• **Information shown**:
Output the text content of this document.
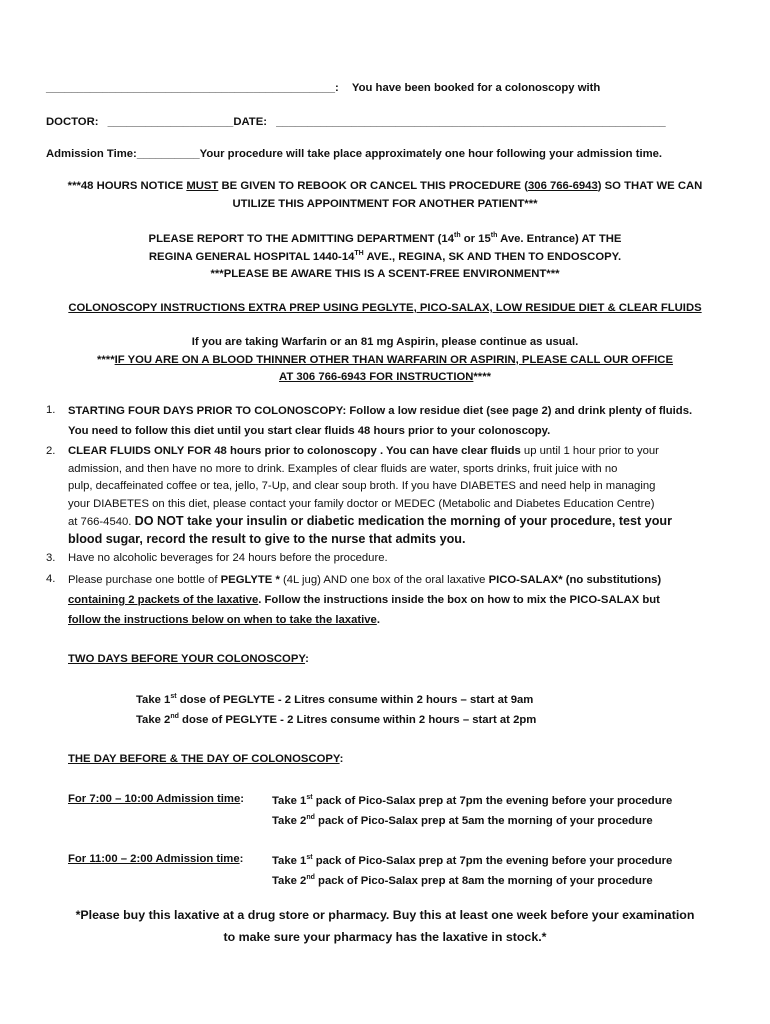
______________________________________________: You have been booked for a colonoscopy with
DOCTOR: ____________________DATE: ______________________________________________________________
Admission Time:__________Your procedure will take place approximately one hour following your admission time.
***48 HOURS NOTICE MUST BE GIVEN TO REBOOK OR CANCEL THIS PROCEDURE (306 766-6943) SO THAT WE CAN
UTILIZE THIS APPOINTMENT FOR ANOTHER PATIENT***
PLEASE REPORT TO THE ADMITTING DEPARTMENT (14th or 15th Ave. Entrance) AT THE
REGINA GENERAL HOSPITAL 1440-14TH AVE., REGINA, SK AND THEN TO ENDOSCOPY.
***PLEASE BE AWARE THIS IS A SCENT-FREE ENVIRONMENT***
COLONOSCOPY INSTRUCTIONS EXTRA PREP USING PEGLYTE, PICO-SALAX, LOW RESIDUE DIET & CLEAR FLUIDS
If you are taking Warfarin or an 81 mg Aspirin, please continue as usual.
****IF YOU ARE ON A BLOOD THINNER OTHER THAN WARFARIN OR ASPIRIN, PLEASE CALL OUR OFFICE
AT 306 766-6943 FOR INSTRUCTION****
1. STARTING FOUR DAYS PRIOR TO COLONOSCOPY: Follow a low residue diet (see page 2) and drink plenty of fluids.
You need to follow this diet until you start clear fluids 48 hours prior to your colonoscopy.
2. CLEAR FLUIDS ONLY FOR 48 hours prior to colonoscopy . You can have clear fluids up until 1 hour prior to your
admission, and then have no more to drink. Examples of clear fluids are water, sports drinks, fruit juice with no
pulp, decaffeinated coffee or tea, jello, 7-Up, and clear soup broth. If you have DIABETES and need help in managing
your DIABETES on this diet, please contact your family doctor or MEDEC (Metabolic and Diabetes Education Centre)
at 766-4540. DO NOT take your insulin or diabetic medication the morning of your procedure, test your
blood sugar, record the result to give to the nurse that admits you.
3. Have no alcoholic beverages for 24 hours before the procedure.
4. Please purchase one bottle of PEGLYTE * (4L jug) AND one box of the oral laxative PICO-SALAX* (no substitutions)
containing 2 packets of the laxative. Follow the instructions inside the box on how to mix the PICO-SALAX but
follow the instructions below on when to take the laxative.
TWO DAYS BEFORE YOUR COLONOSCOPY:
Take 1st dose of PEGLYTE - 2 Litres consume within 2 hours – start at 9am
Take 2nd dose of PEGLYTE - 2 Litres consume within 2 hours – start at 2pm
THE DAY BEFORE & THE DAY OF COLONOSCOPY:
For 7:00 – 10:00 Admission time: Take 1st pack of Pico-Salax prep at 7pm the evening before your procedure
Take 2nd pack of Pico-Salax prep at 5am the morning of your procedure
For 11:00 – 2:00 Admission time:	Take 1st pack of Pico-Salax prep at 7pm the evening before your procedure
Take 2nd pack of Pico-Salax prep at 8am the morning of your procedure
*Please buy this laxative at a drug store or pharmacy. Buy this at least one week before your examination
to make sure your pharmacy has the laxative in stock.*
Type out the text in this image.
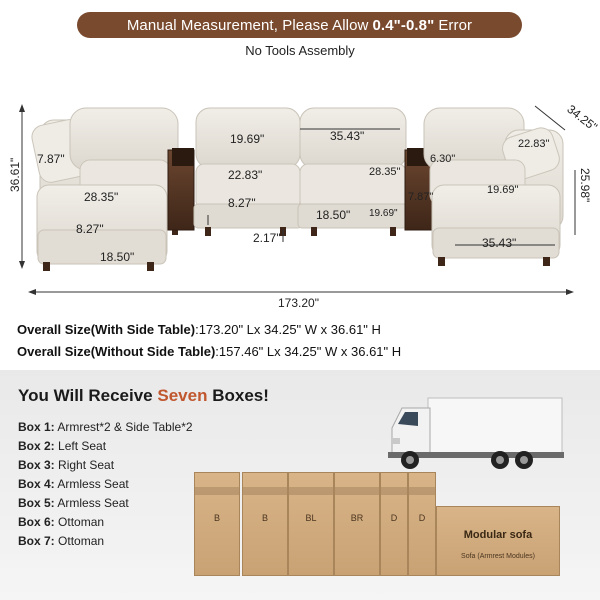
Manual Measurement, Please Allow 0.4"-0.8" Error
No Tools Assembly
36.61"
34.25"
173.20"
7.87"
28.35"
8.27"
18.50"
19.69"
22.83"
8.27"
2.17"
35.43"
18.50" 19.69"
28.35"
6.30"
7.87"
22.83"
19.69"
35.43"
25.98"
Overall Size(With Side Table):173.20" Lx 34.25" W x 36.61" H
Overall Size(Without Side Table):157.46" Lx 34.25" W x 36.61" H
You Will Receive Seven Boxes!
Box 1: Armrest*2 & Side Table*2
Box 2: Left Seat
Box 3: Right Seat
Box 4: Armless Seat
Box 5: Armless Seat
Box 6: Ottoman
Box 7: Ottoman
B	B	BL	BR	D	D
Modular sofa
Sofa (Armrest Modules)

• **Job**: The records above need to be given again exactly. Omit the pictures.

• **Answer to this problem**:
Output the text content of this document.
______________________________________________: You have been booked for a colonoscopy with
DOCTOR: ____________________DATE: ______________________________________________________________
Admission Time:__________Your procedure will take place approximately one hour following your admission time.
***48 HOURS NOTICE MUST BE GIVEN TO REBOOK OR CANCEL THIS PROCEDURE (306 766-6943) SO THAT WE CAN
UTILIZE THIS APPOINTMENT FOR ANOTHER PATIENT***
PLEASE REPORT TO THE ADMITTING DEPARTMENT (14th or 15th Ave. Entrance) AT THE
REGINA GENERAL HOSPITAL 1440-14TH AVE., REGINA, SK AND THEN TO ENDOSCOPY.
***PLEASE BE AWARE THIS IS A SCENT-FREE ENVIRONMENT***
COLONOSCOPY INSTRUCTIONS EXTRA PREP USING PEGLYTE, PICO-SALAX, LOW RESIDUE DIET & CLEAR FLUIDS
If you are taking Warfarin or an 81 mg Aspirin, please continue as usual.
****IF YOU ARE ON A BLOOD THINNER OTHER THAN WARFARIN OR ASPIRIN, PLEASE CALL OUR OFFICE
AT 306 766-6943 FOR INSTRUCTION****
1. STARTING FOUR DAYS PRIOR TO COLONOSCOPY: Follow a low residue diet (see page 2) and drink plenty of fluids.
You need to follow this diet until you start clear fluids 48 hours prior to your colonoscopy.
2. CLEAR FLUIDS ONLY FOR 48 hours prior to colonoscopy . You can have clear fluids up until 1 hour prior to your
admission, and then have no more to drink. Examples of clear fluids are water, sports drinks, fruit juice with no
pulp, decaffeinated coffee or tea, jello, 7-Up, and clear soup broth. If you have DIABETES and need help in managing
your DIABETES on this diet, please contact your family doctor or MEDEC (Metabolic and Diabetes Education Centre)
at 766-4540. DO NOT take your insulin or diabetic medication the morning of your procedure, test your
blood sugar, record the result to give to the nurse that admits you.
3. Have no alcoholic beverages for 24 hours before the procedure.
4. Please purchase one bottle of PEGLYTE * (4L jug) AND one box of the oral laxative PICO-SALAX* (no substitutions)
containing 2 packets of the laxative. Follow the instructions inside the box on how to mix the PICO-SALAX but
follow the instructions below on when to take the laxative.
TWO DAYS BEFORE YOUR COLONOSCOPY:
Take 1st dose of PEGLYTE - 2 Litres consume within 2 hours – start at 9am
Take 2nd dose of PEGLYTE - 2 Litres consume within 2 hours – start at 2pm
THE DAY BEFORE & THE DAY OF COLONOSCOPY:
For 7:00 – 10:00 Admission time: Take 1st pack of Pico-Salax prep at 7pm the evening before your procedure
Take 2nd pack of Pico-Salax prep at 5am the morning of your procedure
For 11:00 – 2:00 Admission time:	Take 1st pack of Pico-Salax prep at 7pm the evening before your procedure
Take 2nd pack of Pico-Salax prep at 8am the morning of your procedure
*Please buy this laxative at a drug store or pharmacy. Buy this at least one week before your examination
to make sure your pharmacy has the laxative in stock.*
Type out the text in this image.
Manual Measurement, Please Allow 0.4"-0.8" Error
No Tools Assembly
36.61"
34.25"
173.20"
7.87"
28.35"
8.27"
18.50"
19.69"
22.83"
8.27"
2.17"
35.43"
18.50" 19.69"
28.35"
6.30"
7.87"
22.83"
19.69"
35.43"
25.98"
Overall Size(With Side Table):173.20" Lx 34.25" W x 36.61" H
Overall Size(Without Side Table):157.46" Lx 34.25" W x 36.61" H
You Will Receive Seven Boxes!
Box 1: Armrest*2 & Side Table*2
Box 2: Left Seat
Box 3: Right Seat
Box 4: Armless Seat
Box 5: Armless Seat
Box 6: Ottoman
Box 7: Ottoman
B	B	BL	BR	D	D
Modular sofa
Sofa (Armrest Modules)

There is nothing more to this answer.